OBJECTIVE: State how many lines in the entries below contain "Baby". Write nothing but the number.

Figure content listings
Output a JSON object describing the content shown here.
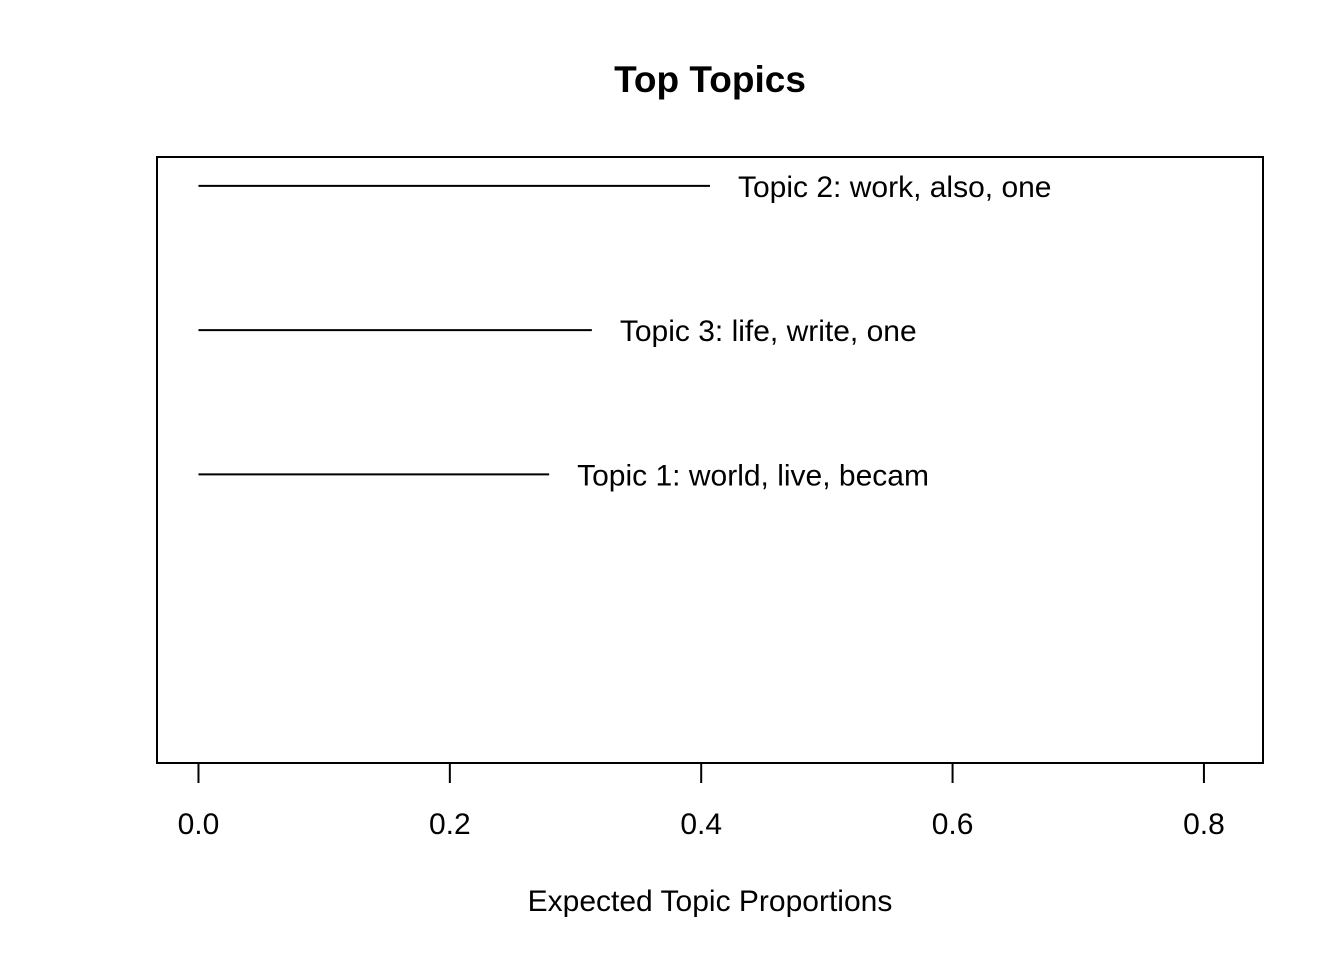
{
  "chart_data": {
    "type": "bar",
    "orientation": "horizontal",
    "title": "Top Topics",
    "xlabel": "Expected Topic Proportions",
    "ylabel": "",
    "xlim": [
      -0.033,
      0.847
    ],
    "x_ticks": [
      0.0,
      0.2,
      0.4,
      0.6,
      0.8
    ],
    "x_tick_labels": [
      "0.0",
      "0.2",
      "0.4",
      "0.6",
      "0.8"
    ],
    "y_positions_range": [
      0,
      4.2
    ],
    "grid": false,
    "legend": "none",
    "bars": [
      {
        "label": "Topic 2: work, also, one",
        "value": 0.407,
        "position": 4
      },
      {
        "label": "Topic 3: life, write, one",
        "value": 0.313,
        "position": 3
      },
      {
        "label": "Topic 1: world, live, becam",
        "value": 0.279,
        "position": 2
      }
    ],
    "line_color": "#000000"
  }
}
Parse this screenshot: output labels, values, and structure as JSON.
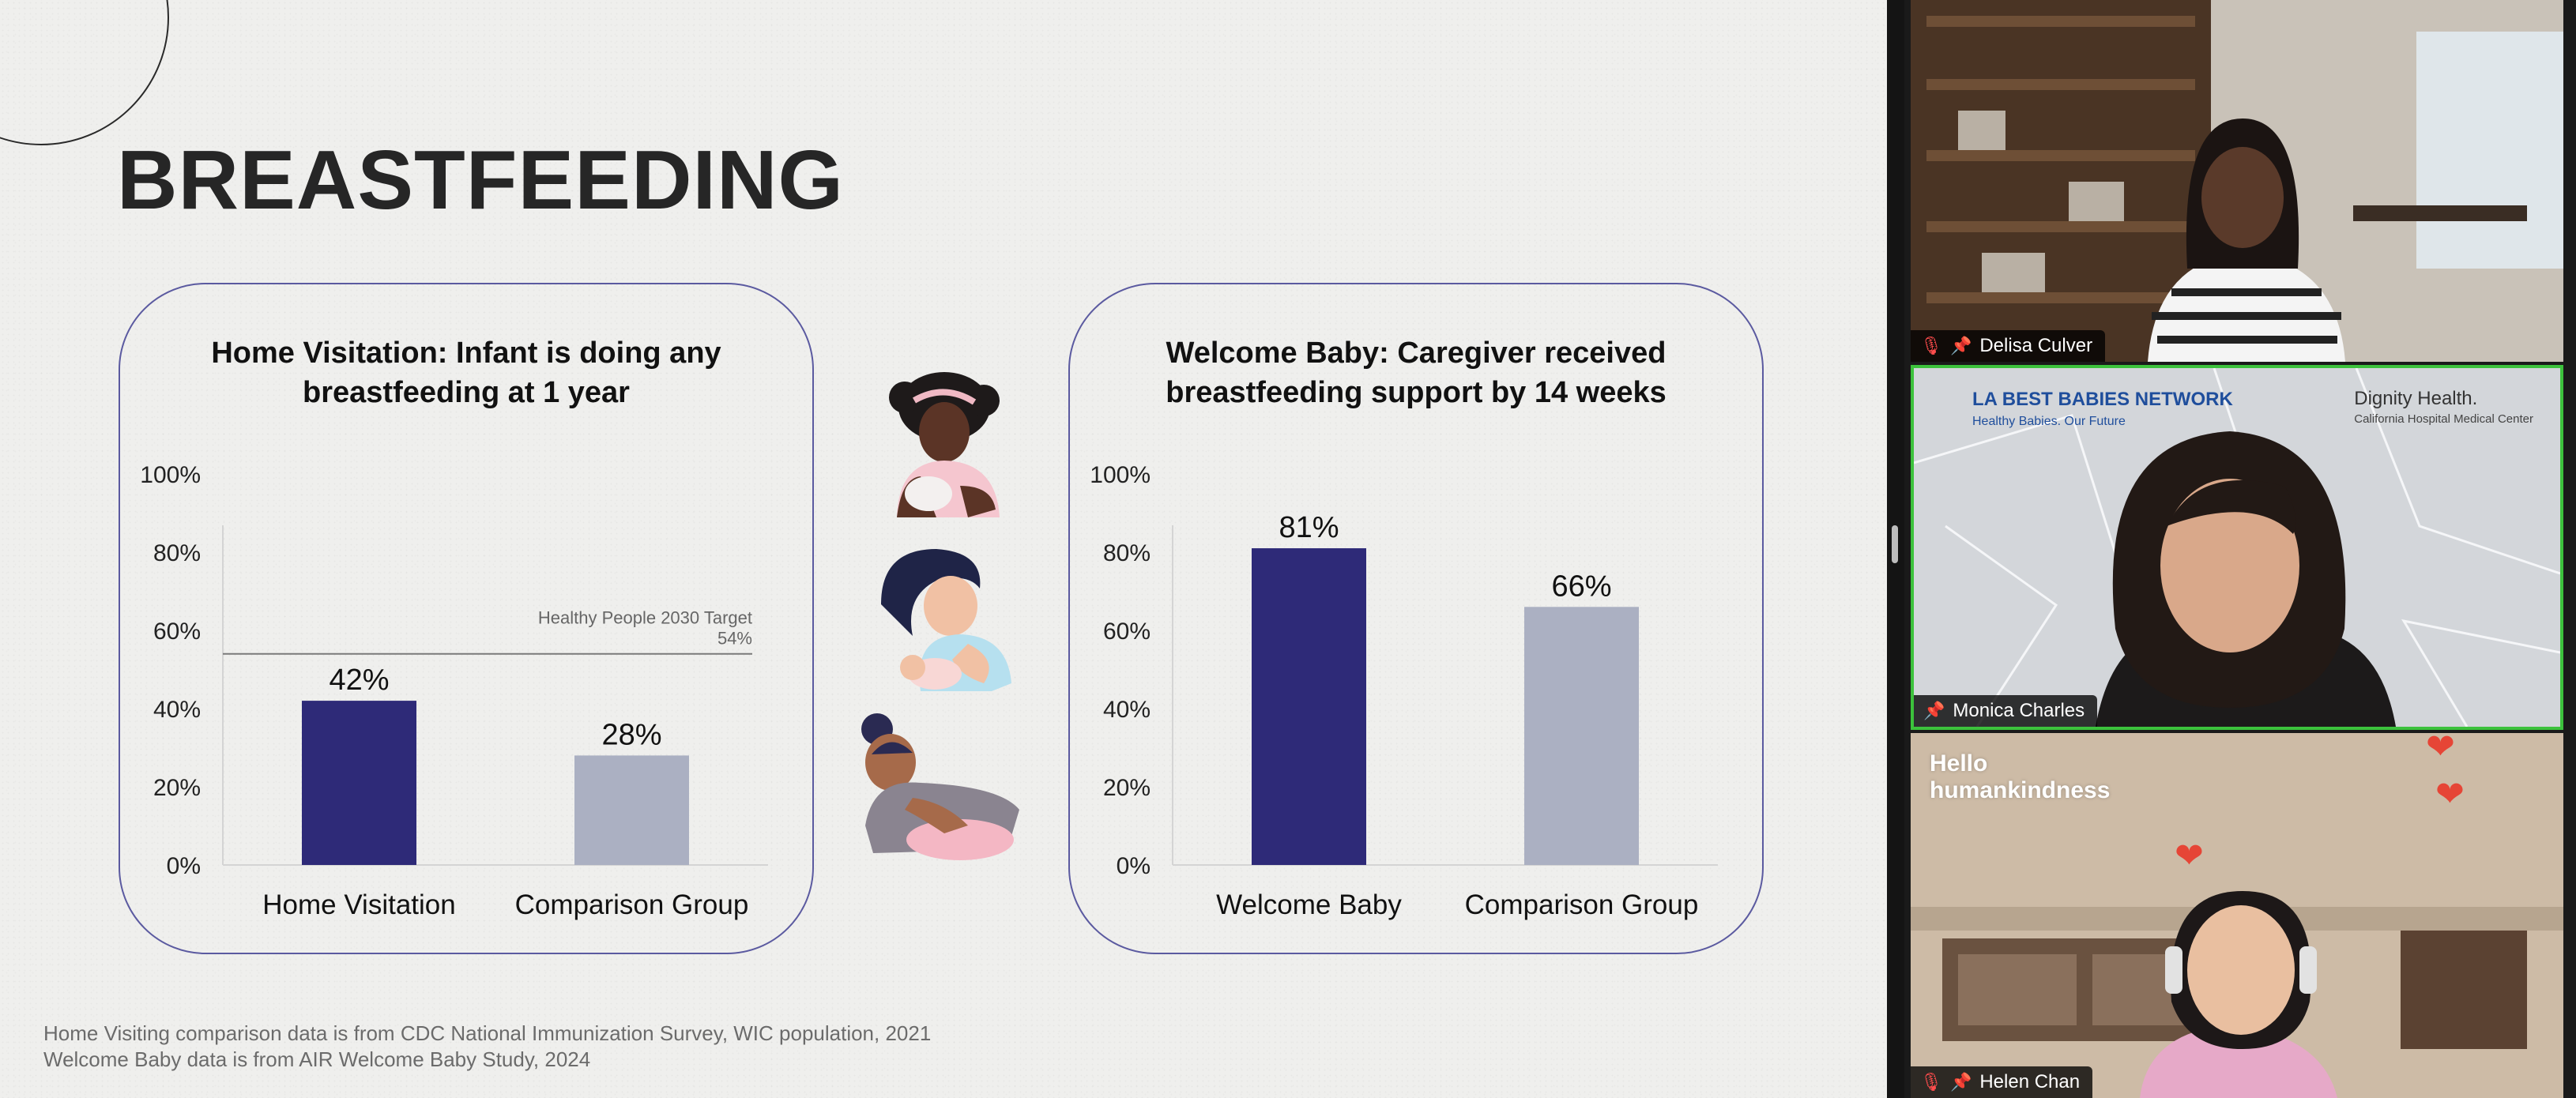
{
  "slide": {
    "title": "BREASTFEEDING",
    "footnotes": [
      "Home Visiting comparison data is from CDC National Immunization Survey, WIC population, 2021",
      "Welcome Baby data is from AIR Welcome Baby Study, 2024"
    ]
  },
  "chart_data": [
    {
      "type": "bar",
      "title": "Home Visitation: Infant is doing any breastfeeding at 1 year",
      "title_lines": [
        "Home Visitation: Infant is doing any",
        "breastfeeding at 1 year"
      ],
      "categories": [
        "Home Visitation",
        "Comparison Group"
      ],
      "values": [
        42,
        28
      ],
      "data_labels": [
        "42%",
        "28%"
      ],
      "bar_colors": [
        "#2e2a78",
        "#abb0c2"
      ],
      "ylim": [
        0,
        100
      ],
      "yticks": [
        "0%",
        "20%",
        "40%",
        "60%",
        "80%",
        "100%"
      ],
      "reference_line": {
        "value": 54,
        "label": "Healthy People 2030 Target",
        "value_label": "54%"
      }
    },
    {
      "type": "bar",
      "title": "Welcome Baby: Caregiver received breastfeeding support by 14 weeks",
      "title_lines": [
        "Welcome Baby: Caregiver received",
        "breastfeeding support by 14 weeks"
      ],
      "categories": [
        "Welcome Baby",
        "Comparison Group"
      ],
      "values": [
        81,
        66
      ],
      "data_labels": [
        "81%",
        "66%"
      ],
      "bar_colors": [
        "#2e2a78",
        "#abb0c2"
      ],
      "ylim": [
        0,
        100
      ],
      "yticks": [
        "0%",
        "20%",
        "40%",
        "60%",
        "80%",
        "100%"
      ]
    }
  ],
  "participants": [
    {
      "name": "Delisa Culver",
      "muted": true,
      "pinned": true
    },
    {
      "name": "Monica Charles",
      "muted": false,
      "pinned": true,
      "active_speaker": true,
      "background_logos": {
        "left": "LA BEST BABIES NETWORK",
        "left_tagline": "Healthy Babies. Our Future",
        "right": "Dignity Health.",
        "right_tagline": "California Hospital Medical Center"
      }
    },
    {
      "name": "Helen Chan",
      "muted": true,
      "pinned": true,
      "background_text": [
        "Hello",
        "humankindness"
      ]
    }
  ],
  "colors": {
    "accent": "#2e2a78",
    "comparison": "#abb0c2",
    "panel_border": "#5b5aa0",
    "active_speaker_border": "#3cc23c"
  }
}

FINAL RESULT: 4